BEGIN SUPPLIED RECORDS
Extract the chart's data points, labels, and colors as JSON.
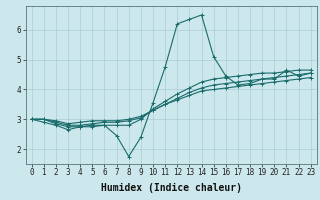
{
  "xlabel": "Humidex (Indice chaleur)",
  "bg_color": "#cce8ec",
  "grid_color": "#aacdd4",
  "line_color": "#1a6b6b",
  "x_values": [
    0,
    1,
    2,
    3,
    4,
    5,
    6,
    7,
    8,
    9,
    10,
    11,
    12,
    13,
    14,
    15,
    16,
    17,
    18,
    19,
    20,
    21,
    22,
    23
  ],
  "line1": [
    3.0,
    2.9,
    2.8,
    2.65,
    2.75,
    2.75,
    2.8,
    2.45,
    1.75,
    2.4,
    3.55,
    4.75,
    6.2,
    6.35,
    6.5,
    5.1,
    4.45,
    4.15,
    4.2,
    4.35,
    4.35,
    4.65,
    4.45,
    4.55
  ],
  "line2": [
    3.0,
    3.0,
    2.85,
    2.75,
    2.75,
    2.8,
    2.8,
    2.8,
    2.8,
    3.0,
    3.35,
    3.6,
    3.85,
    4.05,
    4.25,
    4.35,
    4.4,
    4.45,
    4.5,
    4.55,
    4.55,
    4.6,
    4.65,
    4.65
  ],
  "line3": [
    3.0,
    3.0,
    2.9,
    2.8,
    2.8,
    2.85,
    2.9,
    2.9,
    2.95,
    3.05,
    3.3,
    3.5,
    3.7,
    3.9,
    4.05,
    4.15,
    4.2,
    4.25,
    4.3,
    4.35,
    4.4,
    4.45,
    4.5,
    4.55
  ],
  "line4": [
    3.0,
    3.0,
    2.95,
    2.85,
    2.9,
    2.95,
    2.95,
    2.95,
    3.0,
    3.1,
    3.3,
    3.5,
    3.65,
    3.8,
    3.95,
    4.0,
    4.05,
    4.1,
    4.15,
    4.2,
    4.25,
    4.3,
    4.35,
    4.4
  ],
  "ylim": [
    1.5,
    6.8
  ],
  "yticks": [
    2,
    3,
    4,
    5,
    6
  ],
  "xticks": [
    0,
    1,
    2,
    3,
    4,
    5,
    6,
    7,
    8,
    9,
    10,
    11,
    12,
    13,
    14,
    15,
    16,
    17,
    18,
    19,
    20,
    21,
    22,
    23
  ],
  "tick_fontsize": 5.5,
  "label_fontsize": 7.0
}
END SUPPLIED RECORDS
BEGIN SUPPLIED RECORDS
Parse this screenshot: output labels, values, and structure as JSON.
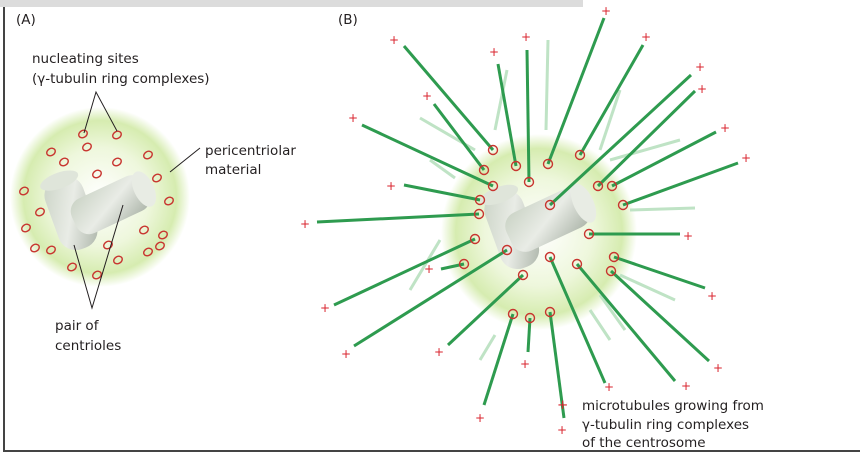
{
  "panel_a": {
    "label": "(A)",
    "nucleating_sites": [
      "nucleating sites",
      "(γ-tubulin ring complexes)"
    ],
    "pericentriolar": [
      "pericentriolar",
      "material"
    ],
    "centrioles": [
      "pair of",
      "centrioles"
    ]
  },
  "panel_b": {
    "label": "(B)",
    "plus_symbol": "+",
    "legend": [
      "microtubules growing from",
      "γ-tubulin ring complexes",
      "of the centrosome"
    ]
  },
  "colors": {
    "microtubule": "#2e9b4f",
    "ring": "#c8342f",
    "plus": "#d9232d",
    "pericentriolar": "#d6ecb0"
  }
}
END SUPPLIED RECORDS
BEGIN SUPPLIED RECORDS
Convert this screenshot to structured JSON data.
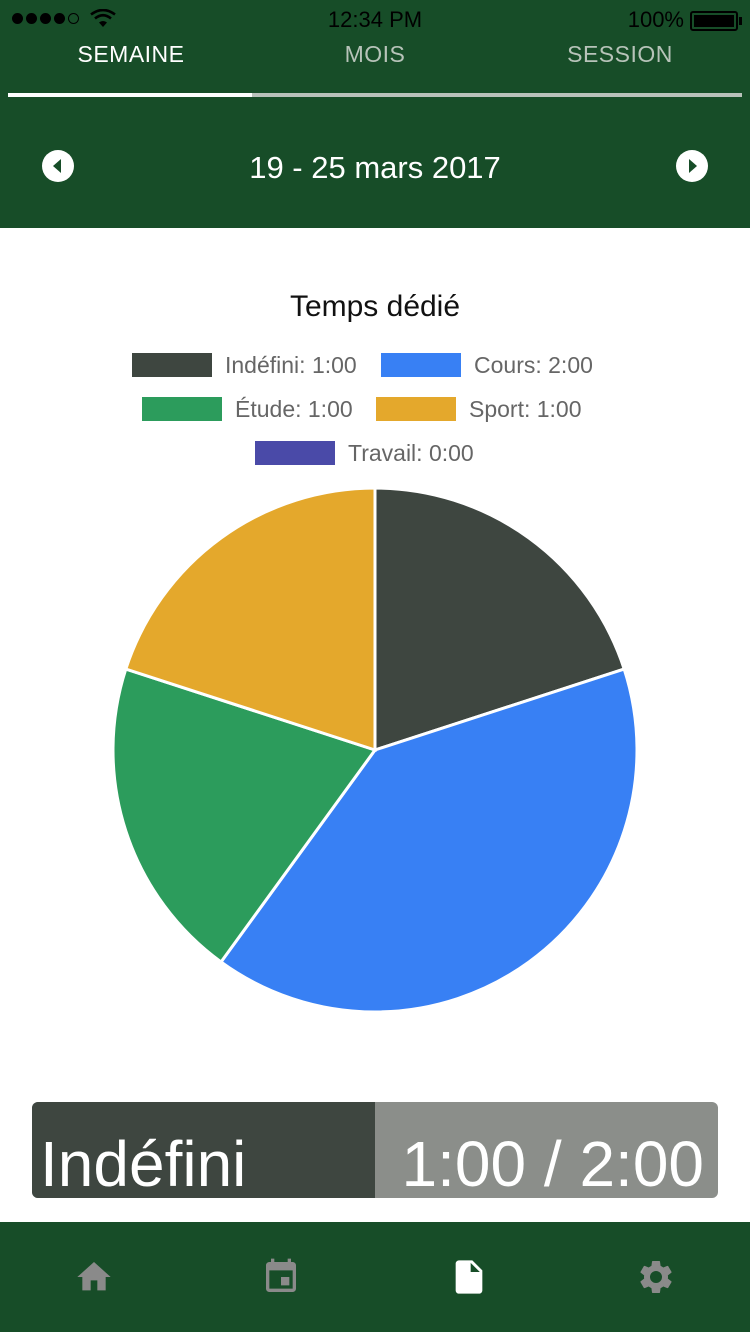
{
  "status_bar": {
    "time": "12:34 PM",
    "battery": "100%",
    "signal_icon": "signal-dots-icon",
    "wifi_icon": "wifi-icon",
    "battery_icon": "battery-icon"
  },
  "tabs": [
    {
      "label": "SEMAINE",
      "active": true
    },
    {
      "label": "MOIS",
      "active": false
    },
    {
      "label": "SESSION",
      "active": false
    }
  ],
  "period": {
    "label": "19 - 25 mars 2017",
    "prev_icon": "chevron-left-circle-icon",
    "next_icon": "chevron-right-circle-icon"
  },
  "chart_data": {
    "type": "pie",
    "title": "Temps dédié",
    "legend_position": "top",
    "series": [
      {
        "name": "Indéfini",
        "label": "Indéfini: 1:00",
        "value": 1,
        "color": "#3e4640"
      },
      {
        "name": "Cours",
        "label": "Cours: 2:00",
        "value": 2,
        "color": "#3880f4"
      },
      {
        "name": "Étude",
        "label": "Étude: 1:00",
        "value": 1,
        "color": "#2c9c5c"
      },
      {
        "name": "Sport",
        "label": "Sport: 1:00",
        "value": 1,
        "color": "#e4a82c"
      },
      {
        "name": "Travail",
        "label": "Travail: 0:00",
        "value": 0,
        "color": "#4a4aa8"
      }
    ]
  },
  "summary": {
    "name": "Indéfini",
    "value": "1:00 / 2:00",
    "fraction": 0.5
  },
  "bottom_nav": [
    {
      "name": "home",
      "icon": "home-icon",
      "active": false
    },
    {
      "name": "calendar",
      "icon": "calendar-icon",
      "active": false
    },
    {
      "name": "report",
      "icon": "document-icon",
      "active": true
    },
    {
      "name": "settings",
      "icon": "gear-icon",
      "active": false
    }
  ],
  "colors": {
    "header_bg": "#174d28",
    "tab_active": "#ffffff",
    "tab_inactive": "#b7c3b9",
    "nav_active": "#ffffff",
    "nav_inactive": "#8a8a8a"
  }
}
END SUPPLIED RECORDS
- EXERCISE INSTRUCTIONS
Pick out every line holding the string "JSON" and return it.

- COMPLETED EXERCISE
Extract the chart's data points, labels, and colors as JSON.
Parse this screenshot: output labels, values, and structure as JSON.
Convert this screenshot to structured JSON data.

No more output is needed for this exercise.